- Given problem
Copy the lines holding the word "Packages", all of them.

- Dataset excerpts
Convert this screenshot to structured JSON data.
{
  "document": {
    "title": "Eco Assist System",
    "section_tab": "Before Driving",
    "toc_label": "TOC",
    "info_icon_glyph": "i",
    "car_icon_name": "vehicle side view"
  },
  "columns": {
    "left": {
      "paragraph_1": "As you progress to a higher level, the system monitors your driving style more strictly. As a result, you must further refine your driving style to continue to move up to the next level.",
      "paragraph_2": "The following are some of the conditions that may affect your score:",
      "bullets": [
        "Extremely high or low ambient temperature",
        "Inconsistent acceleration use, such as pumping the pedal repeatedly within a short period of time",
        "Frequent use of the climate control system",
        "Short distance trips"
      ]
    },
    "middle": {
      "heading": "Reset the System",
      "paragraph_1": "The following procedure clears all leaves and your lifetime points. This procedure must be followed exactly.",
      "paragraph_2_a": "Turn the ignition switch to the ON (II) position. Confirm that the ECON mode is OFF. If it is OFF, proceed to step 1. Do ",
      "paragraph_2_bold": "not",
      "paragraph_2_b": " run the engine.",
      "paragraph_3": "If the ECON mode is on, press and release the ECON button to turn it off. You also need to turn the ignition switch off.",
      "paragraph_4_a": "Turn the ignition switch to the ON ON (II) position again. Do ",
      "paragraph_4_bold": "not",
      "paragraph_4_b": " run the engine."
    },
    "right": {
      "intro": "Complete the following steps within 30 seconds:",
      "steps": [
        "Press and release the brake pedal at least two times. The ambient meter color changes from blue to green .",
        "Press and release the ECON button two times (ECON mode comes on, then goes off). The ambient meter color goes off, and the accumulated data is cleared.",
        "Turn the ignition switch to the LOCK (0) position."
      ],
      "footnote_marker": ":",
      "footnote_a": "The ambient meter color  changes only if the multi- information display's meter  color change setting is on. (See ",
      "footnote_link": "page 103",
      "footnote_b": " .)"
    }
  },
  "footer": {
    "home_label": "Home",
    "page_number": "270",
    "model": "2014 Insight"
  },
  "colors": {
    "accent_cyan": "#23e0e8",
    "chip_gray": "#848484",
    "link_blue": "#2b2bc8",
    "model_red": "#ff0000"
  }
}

--

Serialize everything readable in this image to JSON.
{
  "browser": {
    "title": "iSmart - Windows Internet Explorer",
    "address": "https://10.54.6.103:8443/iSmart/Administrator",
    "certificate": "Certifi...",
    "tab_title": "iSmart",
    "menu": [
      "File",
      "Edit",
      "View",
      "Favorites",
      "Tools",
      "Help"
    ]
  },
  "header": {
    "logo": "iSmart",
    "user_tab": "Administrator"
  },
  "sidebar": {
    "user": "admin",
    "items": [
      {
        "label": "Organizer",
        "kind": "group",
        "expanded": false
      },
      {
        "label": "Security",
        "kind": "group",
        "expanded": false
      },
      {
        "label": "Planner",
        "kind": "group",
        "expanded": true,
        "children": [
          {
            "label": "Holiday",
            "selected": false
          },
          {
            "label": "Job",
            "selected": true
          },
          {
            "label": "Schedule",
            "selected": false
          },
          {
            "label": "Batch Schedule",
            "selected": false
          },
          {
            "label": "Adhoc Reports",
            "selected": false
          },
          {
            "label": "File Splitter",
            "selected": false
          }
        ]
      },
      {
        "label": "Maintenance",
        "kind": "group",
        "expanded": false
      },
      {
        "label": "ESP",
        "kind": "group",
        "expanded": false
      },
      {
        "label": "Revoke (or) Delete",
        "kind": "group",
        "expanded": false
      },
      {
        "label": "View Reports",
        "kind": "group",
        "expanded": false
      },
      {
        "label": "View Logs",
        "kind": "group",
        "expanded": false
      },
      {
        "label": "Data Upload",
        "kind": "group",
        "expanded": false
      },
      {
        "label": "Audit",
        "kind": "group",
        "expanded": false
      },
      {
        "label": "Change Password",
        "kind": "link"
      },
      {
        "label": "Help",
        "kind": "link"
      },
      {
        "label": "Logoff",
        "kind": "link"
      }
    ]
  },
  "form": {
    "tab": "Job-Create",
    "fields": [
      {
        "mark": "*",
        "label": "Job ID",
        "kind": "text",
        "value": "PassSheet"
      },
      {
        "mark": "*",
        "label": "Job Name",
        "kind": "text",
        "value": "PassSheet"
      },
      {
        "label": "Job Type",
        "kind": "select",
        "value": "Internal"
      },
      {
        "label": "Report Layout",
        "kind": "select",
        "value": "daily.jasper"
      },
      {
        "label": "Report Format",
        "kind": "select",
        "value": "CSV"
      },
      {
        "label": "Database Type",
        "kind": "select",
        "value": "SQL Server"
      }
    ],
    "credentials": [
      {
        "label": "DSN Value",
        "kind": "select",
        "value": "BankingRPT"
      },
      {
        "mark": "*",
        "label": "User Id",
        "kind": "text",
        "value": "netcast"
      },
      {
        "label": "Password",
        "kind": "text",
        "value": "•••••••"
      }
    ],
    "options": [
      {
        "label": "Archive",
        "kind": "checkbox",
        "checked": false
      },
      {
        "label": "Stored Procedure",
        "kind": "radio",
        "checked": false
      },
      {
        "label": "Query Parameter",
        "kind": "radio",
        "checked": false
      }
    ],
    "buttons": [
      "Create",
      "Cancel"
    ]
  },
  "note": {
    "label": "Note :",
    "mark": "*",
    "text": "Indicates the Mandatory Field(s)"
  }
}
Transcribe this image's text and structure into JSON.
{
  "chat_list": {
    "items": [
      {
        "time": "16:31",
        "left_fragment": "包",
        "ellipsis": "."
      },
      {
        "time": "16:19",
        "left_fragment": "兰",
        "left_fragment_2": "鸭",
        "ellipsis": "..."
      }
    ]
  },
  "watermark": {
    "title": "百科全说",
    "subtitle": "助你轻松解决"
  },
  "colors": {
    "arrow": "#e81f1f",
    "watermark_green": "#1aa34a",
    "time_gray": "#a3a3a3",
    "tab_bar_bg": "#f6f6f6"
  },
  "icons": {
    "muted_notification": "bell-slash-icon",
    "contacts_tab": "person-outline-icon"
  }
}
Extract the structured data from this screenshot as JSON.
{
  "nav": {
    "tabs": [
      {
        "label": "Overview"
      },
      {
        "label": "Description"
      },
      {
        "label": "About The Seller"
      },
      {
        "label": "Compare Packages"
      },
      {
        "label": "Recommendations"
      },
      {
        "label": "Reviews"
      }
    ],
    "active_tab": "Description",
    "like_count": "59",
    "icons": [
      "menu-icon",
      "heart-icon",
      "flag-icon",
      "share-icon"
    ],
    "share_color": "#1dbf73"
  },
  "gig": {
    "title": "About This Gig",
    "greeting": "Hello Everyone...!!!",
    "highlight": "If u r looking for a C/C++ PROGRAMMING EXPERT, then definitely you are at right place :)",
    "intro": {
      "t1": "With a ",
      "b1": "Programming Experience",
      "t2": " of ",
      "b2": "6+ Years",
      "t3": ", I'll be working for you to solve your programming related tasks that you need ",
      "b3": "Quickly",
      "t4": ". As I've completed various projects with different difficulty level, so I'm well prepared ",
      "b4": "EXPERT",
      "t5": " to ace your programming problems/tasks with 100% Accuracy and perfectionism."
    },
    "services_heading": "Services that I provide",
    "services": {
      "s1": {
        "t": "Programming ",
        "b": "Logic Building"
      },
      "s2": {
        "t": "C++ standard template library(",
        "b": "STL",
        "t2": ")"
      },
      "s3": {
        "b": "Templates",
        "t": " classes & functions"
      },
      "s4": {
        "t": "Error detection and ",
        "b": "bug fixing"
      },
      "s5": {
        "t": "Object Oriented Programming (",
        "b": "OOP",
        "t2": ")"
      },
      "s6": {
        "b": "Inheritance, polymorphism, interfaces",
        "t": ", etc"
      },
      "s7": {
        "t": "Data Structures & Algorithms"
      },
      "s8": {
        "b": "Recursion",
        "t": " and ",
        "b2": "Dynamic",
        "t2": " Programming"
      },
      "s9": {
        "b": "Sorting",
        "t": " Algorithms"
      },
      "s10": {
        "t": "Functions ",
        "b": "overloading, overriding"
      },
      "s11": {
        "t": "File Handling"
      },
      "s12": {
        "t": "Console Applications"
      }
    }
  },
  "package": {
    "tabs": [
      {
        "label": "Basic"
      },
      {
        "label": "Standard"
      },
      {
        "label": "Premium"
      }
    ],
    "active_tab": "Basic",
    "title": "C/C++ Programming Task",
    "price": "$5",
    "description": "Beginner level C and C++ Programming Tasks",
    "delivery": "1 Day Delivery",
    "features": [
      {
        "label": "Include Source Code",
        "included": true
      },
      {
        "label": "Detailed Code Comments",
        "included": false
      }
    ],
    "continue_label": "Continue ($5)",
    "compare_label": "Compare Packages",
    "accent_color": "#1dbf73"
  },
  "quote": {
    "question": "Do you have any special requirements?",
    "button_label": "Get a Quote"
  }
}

- Expected answer
        "label": "Compare Packages"
    "compare_label": "Compare Packages",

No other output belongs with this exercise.